[Ваши задания]
A. Перечислите все оперы Ищенко, которые названы в отрывке об Ищенко и Чехове.
B. Пожалуйста, продолжите отрывок об Ищенко и Чехове с того места, на котором он заканчивается.
-------- Избранный отрывок --------
Юрий Яковлевич написал много произведений “под знаком Чехова”. Иные из них — чеховские в буквальном смысле. В начале 70-х опера “Верочка” (по рассказу Антона Павловича) очень выделялась из общего оперного массива камерностью, каким-то особым благородством тона. В 1989 году Ищенко заканчивает клавир оперы “Водевиль” (по новелле “Страх” с использованием фрагментов “Рассказа неизвестного человека”). Последняя из опер, “Дядя Ваня”, написана в 1996 году. Ее исполнение рассчитано на два вечера. Здесь в музыку введена звуковая монограмма писателя — a-c-h-e-h. Интересно, что, в отличие от монограмм Баха (b-a-c-h) или Шостаковича (d-es-c-h) с их крестообразной графикой и обостренной интонацией, монограмма Чехова звучит как мелодическая фраза песенного происхождения (в данном случае ля минор). По синопсической шкале Римского-Корсакова, цвет ля минора розоватый, напоминающий отблеск вечерней зари на снегу. В этом определении важна не только цветовая приглушенность (розоватый, а не розовый), но и эмоциональный оттенок: вечерняя заря окрашена в грустные тона, она преддверие сумерек. Не так ли звучит в нашем восприятии чеховская проза?
Приблизительно сто лет разделяют Юрия Яковлевича и Антона Павловича. Эпоха Чехова еще была напоена иллюзиями: если сделать “то-то”, будет “это”. Время требовало скерцозности, въедливости, фельетонного мышления. Писатель раскрывал подлинный характер явлений, считавшихся серьезными, важными: поглядите, это же фантик, мыльный пузырь. Доктор Чехов знал многое не только о человеческом теле, но и о душе. Почти каждый его рассказ — предостережение: не пользуйтесь готовыми формулами, не ленитесь трудиться, чтобы не впасть в пошлость, а то и куда похуже. ХХ век подтвердил его правоту: выяснилось, что если ты подставляешь левую щеку, получив по правой, это еще ничего не означает; важно, что ты при этом думаешь. Вот почему, собственно, Чехов и настаивал на относительности, подвижности всяких человеческих норм, считая их только ступенями к чему-то высшему, далекому от нас, едва предугадываемому нашим сознанием.
-------- Записанные сведения --------
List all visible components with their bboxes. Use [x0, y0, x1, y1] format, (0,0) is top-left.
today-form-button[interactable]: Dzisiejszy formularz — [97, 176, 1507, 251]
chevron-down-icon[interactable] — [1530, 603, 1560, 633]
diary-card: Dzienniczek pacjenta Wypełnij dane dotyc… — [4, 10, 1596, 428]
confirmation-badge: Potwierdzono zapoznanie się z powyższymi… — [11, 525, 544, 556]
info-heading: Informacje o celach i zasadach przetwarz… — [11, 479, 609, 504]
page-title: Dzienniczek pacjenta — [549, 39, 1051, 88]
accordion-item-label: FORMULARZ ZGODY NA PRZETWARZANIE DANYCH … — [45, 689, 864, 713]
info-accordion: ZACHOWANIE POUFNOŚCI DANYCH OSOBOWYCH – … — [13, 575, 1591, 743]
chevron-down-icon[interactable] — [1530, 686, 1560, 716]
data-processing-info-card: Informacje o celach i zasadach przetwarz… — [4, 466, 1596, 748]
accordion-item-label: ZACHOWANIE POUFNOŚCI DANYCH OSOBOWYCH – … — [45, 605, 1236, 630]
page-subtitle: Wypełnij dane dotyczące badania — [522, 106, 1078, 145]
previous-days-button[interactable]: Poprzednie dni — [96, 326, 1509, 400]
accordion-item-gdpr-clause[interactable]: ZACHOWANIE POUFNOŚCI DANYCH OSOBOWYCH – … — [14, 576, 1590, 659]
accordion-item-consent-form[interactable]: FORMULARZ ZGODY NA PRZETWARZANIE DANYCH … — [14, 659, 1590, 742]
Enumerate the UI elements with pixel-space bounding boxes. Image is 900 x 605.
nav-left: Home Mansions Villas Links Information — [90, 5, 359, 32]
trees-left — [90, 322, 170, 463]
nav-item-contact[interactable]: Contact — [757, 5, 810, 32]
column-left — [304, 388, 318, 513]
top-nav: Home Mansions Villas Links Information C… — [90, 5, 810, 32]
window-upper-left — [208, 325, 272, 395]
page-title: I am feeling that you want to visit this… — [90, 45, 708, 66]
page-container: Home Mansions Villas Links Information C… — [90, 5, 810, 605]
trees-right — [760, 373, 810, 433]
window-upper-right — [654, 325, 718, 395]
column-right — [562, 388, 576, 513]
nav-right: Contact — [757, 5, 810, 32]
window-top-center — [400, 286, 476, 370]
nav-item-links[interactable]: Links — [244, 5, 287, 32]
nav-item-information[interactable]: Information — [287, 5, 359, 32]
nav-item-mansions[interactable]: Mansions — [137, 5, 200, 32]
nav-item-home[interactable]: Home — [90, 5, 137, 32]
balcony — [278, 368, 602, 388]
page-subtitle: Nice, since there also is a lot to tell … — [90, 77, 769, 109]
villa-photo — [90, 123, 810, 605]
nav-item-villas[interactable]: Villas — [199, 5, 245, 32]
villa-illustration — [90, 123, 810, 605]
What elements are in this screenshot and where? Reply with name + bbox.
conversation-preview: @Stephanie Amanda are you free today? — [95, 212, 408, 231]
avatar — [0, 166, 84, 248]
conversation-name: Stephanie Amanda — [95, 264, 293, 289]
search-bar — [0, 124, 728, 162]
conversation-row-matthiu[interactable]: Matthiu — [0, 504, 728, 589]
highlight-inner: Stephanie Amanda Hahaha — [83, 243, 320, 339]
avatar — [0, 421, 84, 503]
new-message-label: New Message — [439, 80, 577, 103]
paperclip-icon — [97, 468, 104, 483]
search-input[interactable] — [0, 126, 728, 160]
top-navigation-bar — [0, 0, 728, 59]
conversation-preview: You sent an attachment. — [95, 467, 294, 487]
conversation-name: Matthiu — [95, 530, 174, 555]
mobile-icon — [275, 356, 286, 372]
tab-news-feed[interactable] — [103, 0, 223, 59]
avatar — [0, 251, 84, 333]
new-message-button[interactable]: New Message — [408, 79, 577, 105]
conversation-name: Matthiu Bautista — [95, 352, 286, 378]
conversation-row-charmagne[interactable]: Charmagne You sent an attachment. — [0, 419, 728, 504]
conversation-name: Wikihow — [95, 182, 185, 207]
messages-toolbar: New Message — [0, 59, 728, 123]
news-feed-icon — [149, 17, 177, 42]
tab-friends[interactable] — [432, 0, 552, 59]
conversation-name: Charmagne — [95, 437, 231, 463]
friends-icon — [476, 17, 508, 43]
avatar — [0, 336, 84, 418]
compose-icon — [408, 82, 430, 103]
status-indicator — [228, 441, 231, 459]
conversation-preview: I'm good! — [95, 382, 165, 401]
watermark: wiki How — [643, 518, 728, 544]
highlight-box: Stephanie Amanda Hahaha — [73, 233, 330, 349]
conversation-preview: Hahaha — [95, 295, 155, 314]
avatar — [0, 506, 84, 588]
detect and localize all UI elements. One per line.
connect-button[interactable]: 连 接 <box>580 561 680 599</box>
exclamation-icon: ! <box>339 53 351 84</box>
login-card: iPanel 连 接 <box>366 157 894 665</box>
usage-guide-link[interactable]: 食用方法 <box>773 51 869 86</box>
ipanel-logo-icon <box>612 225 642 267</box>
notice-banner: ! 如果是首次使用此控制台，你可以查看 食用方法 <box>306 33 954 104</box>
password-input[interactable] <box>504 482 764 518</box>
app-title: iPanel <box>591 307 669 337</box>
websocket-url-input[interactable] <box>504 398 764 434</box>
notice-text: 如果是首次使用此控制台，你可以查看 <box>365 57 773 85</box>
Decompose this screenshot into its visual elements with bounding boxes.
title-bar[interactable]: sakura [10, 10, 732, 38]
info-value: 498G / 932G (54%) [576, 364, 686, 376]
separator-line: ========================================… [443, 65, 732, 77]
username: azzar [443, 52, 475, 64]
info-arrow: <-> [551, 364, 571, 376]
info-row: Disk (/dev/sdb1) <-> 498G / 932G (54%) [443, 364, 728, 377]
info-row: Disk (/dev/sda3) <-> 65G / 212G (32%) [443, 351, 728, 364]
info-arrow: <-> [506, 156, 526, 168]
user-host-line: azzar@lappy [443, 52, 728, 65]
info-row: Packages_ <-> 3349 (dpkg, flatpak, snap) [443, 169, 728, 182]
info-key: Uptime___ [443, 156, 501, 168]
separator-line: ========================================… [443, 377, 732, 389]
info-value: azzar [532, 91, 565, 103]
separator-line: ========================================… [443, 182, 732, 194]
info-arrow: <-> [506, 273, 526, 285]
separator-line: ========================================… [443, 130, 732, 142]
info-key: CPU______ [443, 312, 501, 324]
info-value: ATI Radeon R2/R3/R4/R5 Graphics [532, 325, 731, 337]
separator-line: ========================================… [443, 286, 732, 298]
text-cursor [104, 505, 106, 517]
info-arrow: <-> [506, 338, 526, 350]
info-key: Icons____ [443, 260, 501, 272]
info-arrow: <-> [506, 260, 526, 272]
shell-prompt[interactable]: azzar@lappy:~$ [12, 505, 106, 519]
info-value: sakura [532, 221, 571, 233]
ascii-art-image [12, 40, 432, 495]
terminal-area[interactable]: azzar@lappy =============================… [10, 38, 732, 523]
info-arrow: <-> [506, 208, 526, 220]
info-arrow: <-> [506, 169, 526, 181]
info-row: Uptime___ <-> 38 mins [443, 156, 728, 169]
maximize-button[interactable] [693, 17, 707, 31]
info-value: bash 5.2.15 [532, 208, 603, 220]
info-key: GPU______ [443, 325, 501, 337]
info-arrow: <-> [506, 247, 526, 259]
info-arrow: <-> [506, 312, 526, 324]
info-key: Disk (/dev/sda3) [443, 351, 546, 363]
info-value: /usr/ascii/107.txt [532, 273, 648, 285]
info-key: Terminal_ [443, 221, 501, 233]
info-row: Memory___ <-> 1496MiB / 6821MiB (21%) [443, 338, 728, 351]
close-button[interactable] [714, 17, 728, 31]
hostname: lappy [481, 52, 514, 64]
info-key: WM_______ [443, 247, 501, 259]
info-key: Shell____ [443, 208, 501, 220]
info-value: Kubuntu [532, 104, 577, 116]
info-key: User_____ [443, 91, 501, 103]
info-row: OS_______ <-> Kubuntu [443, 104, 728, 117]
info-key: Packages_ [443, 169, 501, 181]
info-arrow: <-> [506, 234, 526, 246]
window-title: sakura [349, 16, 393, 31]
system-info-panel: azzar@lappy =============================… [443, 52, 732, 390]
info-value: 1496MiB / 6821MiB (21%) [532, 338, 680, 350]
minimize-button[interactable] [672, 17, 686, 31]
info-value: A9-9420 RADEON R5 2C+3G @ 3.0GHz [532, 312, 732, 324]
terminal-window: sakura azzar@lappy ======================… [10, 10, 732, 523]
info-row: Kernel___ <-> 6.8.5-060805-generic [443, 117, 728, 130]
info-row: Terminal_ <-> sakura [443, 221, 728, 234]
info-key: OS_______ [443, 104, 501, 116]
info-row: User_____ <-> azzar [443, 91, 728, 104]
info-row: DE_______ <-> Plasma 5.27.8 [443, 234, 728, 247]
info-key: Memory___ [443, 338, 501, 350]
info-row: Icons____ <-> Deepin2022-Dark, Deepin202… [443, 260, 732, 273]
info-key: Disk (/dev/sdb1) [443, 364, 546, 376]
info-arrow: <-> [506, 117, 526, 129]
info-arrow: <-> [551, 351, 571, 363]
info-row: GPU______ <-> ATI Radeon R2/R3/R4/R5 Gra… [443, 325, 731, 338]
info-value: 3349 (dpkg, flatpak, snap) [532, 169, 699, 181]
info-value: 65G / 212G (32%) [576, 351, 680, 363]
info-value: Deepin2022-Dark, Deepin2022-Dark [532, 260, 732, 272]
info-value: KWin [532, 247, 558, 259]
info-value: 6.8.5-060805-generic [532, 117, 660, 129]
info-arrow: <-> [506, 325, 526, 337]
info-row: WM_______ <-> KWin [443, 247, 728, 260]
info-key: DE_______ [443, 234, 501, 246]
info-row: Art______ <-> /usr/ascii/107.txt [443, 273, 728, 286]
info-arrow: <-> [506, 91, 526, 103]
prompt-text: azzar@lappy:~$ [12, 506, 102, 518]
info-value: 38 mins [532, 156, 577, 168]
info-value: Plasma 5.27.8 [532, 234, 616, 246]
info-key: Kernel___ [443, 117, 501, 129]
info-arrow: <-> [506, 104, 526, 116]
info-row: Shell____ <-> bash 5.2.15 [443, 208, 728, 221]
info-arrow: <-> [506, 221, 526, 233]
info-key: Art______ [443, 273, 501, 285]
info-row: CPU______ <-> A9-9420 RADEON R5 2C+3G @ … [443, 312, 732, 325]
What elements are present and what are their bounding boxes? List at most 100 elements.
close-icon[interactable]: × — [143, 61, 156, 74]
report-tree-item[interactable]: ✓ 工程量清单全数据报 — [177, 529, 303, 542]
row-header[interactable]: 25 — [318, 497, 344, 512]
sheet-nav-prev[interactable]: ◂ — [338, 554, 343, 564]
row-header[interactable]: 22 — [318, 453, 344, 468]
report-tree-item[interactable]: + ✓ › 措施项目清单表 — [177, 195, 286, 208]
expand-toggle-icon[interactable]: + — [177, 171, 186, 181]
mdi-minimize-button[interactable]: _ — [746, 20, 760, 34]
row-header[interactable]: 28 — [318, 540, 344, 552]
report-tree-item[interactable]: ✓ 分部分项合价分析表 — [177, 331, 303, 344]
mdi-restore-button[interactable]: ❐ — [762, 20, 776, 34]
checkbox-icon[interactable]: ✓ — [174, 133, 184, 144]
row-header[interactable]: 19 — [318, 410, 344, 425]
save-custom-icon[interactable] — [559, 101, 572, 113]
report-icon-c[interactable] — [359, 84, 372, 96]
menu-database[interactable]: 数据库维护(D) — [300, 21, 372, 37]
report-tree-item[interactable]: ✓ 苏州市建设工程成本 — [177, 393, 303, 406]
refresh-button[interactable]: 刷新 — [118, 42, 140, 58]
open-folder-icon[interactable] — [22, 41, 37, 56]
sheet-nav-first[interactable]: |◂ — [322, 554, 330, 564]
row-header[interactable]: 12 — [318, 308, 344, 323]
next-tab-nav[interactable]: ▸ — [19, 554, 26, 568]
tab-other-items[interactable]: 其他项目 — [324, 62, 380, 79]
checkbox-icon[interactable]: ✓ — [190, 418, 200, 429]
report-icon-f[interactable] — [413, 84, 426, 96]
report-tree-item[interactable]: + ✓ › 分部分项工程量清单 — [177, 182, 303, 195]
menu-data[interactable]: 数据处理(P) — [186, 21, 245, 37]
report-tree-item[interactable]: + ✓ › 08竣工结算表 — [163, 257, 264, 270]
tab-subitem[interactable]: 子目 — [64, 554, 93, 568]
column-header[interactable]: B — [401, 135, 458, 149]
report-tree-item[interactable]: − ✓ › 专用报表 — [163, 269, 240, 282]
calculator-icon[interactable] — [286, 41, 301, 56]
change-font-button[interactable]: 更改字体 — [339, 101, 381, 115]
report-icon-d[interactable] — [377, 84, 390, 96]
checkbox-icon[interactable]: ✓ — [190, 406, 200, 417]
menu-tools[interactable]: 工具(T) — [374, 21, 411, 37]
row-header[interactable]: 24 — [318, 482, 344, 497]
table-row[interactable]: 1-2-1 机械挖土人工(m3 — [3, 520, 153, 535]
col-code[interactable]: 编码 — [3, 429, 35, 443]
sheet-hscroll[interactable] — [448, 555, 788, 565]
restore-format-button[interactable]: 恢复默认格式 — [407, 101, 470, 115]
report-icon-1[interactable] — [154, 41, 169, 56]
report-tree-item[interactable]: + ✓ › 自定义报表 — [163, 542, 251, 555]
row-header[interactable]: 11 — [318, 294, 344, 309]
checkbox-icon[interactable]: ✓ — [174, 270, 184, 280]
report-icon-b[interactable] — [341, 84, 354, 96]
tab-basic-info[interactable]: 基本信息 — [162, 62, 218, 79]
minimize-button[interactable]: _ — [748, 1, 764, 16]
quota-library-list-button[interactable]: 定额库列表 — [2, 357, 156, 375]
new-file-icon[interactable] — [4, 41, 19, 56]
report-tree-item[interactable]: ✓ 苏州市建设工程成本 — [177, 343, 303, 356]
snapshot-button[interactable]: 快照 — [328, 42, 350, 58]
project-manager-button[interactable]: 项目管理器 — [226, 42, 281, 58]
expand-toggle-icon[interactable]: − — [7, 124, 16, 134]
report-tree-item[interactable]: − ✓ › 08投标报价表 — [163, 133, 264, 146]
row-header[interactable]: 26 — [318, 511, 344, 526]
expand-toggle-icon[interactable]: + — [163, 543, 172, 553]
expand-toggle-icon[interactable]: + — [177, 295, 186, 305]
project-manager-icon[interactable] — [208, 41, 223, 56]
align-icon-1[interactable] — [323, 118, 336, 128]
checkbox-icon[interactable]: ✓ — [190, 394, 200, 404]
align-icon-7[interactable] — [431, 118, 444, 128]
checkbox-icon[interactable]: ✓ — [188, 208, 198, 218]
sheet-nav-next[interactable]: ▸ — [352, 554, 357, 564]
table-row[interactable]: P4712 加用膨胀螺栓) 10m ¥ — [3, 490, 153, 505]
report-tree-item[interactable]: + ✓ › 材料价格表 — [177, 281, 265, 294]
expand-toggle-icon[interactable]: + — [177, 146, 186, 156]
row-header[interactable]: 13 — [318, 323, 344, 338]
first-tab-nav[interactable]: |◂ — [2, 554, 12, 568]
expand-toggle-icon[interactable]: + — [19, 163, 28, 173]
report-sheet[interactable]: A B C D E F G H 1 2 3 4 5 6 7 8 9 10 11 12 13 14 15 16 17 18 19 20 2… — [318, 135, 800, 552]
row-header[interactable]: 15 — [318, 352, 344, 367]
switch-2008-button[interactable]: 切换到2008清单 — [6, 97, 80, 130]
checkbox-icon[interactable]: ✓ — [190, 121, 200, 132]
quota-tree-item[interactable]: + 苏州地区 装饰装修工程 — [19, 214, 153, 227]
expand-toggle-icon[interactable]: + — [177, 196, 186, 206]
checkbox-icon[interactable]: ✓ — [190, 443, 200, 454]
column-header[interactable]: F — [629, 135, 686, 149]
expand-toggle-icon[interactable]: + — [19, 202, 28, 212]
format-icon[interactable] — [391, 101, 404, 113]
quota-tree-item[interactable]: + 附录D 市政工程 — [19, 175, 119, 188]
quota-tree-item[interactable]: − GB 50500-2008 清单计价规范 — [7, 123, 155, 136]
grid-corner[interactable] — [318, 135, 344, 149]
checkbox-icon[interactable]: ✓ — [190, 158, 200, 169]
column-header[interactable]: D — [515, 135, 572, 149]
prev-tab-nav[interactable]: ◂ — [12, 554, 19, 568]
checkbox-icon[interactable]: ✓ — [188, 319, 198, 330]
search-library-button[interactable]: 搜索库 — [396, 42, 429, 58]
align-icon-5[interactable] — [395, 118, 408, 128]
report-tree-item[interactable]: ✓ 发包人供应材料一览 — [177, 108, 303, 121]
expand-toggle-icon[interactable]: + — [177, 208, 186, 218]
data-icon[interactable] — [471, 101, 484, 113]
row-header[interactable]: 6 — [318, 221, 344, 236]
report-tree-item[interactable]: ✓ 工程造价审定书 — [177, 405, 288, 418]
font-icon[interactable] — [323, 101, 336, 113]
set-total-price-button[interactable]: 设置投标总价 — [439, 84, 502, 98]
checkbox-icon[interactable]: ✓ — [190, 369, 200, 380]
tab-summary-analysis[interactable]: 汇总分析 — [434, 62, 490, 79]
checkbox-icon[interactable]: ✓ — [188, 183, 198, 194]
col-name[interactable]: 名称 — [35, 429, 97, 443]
--------
[Ответы]
A. «Верочка», «Водевиль», «Дядя Ваня».

B.
И вот — новое столетие. И видим, что Чехов оказался очень прозорливым писателем. Его бытовые сценки, с виду простецкие истории, эта анамнезическая “краткость — сестра таланта”: все просто, а загадок — мешок. Прикоснемся только к одной из них, самой фундаментальной: Чехов и Бог. Казалось, все более или менее ясно, а, поди ж ты, не ясно ничего. Говорят, Чехов был атеистом, а ведь это один из самых глубоких христианских писателей. Во всяком случае, чеховский разум истово искал Бога, не желая быть верующим “на всякий случай”. По словам Бунина, Чехов “много раз старательно и твердо говорил, что бессмертие, жизнь после смерти в какой бы то ни было форме — сущий вздор. Но потом несколько раз еще тверже говорил противоположное: “Ни в коем случае не можем мы исчезнуть после смерти. Бессмертие — факт”. Главное здесь, кажется, то, что для Чехова равно допустимы оба мнения. Обе точки зрения возможны: объект мысли является феноменом такой сложности, что может быть описан только при помощи двух полярных характеристик.
Более поздняя запись в дневнике Чехова подтверждает и уточняет сказанное: “Между “есть Бог” и “нет Бога” лежит целое громадное поле, которое проходит с большим трудом истинный мудрец. Русский же человек знает какую-либо одну из этих двух крайностей, середина же между ними не интересует его”.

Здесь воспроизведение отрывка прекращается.